* _Job_
Would you quote the material below in full and unchanged?

** START Records provided **

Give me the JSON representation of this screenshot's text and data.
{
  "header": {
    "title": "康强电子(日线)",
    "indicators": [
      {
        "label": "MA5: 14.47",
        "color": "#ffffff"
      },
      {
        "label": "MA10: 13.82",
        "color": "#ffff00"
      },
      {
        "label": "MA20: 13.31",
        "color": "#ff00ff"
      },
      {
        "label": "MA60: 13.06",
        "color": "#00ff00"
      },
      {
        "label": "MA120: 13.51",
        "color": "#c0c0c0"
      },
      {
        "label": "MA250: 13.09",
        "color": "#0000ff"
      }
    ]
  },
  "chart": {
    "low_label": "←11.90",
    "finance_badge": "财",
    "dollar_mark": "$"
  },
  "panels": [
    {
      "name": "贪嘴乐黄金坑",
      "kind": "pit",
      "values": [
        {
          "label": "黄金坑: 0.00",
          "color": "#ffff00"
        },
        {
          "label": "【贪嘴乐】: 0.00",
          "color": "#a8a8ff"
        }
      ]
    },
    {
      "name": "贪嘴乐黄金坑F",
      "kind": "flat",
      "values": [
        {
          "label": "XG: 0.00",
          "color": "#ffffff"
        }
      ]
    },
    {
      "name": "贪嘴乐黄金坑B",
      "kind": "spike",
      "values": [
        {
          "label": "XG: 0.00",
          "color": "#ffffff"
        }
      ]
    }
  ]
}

** END Records provided **

* _Result of the task_
Give me the JSON representation of this screenshot's text and data.
{
  "header": {
    "title": "康强电子(日线)",
    "indicators": [
      {
        "label": "MA5: 14.47",
        "color": "#ffffff"
      },
      {
        "label": "MA10: 13.82",
        "color": "#ffff00"
      },
      {
        "label": "MA20: 13.31",
        "color": "#ff00ff"
      },
      {
        "label": "MA60: 13.06",
        "color": "#00ff00"
      },
      {
        "label": "MA120: 13.51",
        "color": "#c0c0c0"
      },
      {
        "label": "MA250: 13.09",
        "color": "#0000ff"
      }
    ]
  },
  "chart": {
    "low_label": "←11.90",
    "finance_badge": "财",
    "dollar_mark": "$"
  },
  "panels": [
    {
      "name": "贪嘴乐黄金坑",
      "kind": "pit",
      "values": [
        {
          "label": "黄金坑: 0.00",
          "color": "#ffff00"
        },
        {
          "label": "【贪嘴乐】: 0.00",
          "color": "#a8a8ff"
        }
      ]
    },
    {
      "name": "贪嘴乐黄金坑F",
      "kind": "flat",
      "values": [
        {
          "label": "XG: 0.00",
          "color": "#ffffff"
        }
      ]
    },
    {
      "name": "贪嘴乐黄金坑B",
      "kind": "spike",
      "values": [
        {
          "label": "XG: 0.00",
          "color": "#ffffff"
        }
      ]
    }
  ]
}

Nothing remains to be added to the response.